++++ RECORDS
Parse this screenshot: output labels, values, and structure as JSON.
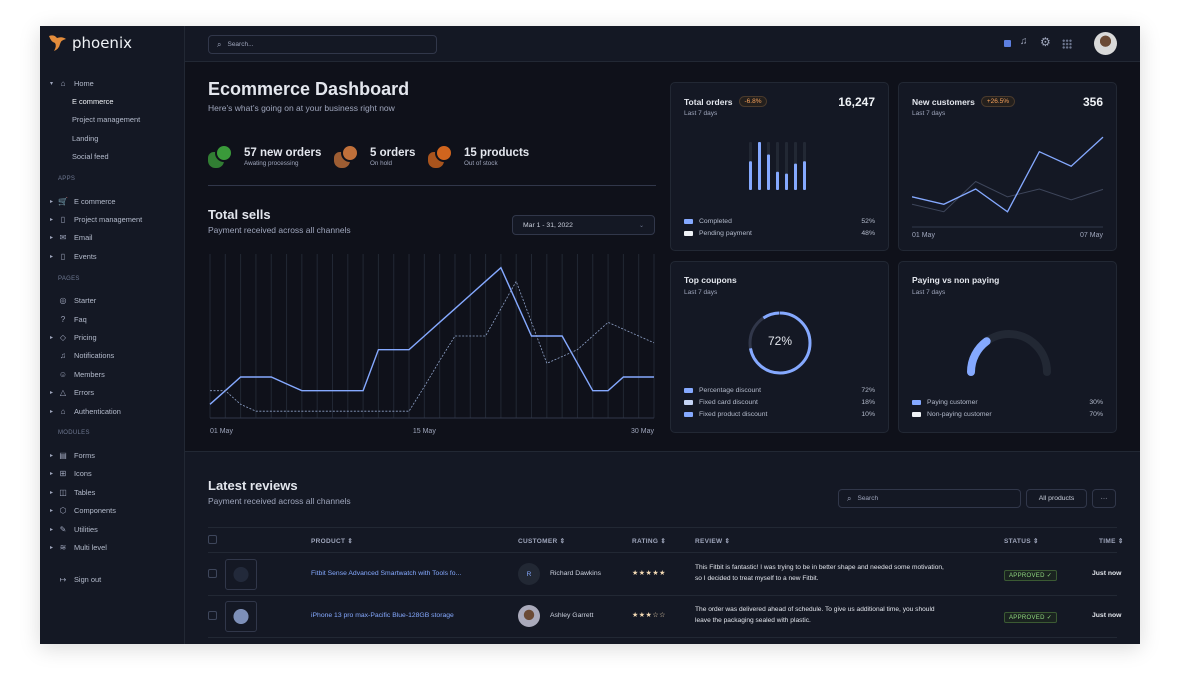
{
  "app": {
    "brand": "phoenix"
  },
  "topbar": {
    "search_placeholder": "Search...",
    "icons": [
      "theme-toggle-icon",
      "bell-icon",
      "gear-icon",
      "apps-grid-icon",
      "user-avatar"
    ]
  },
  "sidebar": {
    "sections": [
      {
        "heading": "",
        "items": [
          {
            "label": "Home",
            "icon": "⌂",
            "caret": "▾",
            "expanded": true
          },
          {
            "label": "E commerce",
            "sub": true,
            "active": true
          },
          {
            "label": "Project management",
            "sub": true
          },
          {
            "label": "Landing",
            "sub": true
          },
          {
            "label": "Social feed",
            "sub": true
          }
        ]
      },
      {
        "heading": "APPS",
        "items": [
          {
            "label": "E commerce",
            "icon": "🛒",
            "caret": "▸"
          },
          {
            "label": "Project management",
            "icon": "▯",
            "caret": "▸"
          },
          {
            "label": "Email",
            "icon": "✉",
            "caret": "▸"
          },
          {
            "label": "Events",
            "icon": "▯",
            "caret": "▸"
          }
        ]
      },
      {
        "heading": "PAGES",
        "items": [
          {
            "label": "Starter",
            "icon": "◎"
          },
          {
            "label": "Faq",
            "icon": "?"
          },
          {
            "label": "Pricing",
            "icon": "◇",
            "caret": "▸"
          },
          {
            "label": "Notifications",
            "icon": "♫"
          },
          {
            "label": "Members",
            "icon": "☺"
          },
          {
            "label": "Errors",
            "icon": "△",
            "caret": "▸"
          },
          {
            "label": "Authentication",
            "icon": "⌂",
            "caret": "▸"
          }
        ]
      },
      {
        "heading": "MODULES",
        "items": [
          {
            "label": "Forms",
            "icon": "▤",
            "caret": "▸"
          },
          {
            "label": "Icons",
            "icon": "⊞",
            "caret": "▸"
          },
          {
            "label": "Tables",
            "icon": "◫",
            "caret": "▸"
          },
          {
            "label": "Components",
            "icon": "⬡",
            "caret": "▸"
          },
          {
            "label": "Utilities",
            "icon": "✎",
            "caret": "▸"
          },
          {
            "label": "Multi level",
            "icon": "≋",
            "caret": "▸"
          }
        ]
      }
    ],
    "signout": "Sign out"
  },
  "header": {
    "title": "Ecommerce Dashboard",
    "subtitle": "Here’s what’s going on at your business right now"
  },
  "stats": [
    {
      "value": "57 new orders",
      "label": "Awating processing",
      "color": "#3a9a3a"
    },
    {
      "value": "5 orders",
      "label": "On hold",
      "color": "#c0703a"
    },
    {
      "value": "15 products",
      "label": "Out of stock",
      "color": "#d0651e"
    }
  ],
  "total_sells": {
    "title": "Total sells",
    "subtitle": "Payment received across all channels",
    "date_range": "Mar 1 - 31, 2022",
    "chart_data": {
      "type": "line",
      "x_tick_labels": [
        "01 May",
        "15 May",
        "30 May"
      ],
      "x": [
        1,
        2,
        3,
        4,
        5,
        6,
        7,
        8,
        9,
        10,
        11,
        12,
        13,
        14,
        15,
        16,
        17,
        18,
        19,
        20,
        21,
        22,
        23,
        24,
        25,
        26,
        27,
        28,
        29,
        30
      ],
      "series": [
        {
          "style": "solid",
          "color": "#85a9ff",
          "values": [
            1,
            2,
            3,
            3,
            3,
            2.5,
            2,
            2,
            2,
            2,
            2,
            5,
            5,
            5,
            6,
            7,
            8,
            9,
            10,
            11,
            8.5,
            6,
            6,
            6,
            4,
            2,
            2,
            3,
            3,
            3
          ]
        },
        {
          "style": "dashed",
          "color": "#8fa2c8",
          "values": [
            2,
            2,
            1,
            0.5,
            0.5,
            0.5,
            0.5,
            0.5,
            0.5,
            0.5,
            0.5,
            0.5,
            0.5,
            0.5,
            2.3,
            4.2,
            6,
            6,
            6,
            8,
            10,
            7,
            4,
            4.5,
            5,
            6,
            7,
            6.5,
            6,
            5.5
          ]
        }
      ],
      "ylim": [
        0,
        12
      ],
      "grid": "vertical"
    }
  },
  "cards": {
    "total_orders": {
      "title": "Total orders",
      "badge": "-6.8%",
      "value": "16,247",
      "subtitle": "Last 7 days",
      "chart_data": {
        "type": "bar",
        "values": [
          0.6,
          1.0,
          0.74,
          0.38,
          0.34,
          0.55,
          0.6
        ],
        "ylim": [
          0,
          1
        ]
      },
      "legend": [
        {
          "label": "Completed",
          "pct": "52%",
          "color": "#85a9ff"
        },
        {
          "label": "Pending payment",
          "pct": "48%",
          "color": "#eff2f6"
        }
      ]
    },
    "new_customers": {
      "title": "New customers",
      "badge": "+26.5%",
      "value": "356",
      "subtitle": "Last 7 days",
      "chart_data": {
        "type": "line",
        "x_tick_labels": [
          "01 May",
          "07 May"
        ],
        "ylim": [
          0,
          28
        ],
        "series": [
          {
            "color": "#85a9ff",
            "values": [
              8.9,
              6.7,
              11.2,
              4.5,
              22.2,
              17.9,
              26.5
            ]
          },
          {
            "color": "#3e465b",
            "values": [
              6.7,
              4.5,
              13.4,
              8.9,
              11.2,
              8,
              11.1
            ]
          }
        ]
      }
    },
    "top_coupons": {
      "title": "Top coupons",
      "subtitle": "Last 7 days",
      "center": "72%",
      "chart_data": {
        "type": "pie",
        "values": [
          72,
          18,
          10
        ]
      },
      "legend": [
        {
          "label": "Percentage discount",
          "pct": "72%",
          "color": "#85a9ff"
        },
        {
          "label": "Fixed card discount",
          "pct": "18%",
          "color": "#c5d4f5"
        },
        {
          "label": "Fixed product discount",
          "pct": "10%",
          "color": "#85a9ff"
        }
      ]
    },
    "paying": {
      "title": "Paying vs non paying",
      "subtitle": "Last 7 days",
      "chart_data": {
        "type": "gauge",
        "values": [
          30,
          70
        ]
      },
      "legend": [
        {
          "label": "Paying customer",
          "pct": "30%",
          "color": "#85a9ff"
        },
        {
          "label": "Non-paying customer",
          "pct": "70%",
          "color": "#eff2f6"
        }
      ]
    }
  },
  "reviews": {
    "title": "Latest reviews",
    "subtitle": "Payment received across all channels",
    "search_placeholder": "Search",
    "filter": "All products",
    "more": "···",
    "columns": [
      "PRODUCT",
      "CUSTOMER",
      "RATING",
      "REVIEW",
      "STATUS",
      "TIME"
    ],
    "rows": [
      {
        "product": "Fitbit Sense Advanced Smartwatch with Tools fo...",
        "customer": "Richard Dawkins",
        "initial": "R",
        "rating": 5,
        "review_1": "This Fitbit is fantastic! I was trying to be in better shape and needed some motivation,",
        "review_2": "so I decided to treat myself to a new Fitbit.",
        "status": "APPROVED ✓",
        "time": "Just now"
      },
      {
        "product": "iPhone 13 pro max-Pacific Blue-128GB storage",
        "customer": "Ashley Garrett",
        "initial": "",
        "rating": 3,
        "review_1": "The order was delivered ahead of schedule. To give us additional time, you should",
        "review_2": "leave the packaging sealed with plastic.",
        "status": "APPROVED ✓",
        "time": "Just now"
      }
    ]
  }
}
++++++++
++++ RECORDS
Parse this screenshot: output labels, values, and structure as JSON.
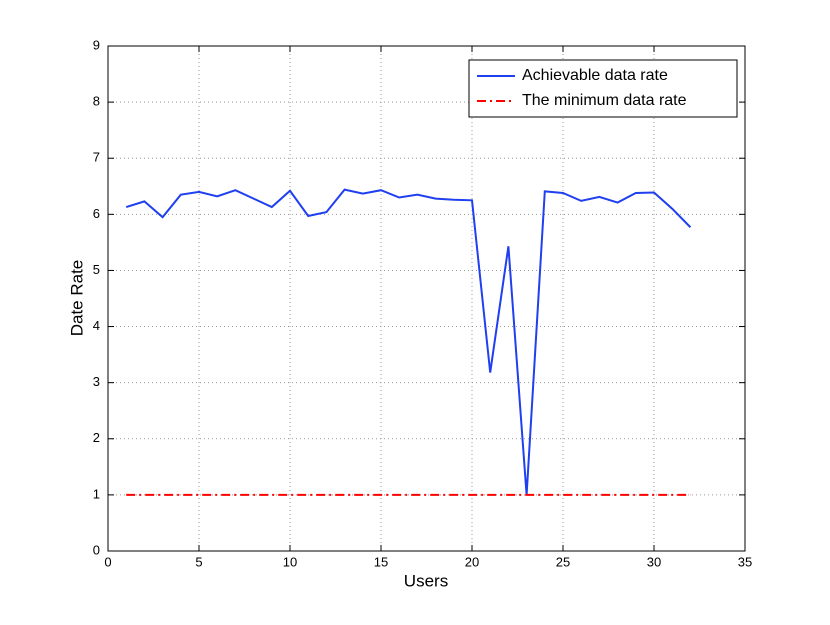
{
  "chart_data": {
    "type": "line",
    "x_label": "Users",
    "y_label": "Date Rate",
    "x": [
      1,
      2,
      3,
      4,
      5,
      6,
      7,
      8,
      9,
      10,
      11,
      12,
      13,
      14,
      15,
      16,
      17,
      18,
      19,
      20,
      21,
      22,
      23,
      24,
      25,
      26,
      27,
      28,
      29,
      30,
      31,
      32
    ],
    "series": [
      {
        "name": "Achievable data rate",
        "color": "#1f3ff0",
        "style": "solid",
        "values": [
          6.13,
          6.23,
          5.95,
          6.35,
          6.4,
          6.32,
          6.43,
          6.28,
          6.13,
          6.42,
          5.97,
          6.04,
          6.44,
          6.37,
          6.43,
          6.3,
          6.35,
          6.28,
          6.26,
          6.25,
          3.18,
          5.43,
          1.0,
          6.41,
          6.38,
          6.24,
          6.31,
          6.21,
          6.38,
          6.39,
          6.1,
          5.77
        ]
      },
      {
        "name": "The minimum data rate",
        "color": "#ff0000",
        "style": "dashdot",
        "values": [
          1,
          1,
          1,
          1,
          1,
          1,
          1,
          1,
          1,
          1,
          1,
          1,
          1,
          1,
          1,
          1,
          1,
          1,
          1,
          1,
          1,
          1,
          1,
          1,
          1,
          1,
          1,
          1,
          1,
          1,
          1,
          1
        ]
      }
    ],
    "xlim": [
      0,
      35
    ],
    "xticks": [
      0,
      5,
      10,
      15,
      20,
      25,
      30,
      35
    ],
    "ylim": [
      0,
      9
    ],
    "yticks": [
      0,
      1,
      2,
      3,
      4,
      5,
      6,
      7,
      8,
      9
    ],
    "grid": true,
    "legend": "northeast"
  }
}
++++++++
Identify every line where the string "type" appears.

      "type": "line",
        "type": "bar",
        "type": "line",
        "type": "pie",
        "type": "gauge",
    "type": "line",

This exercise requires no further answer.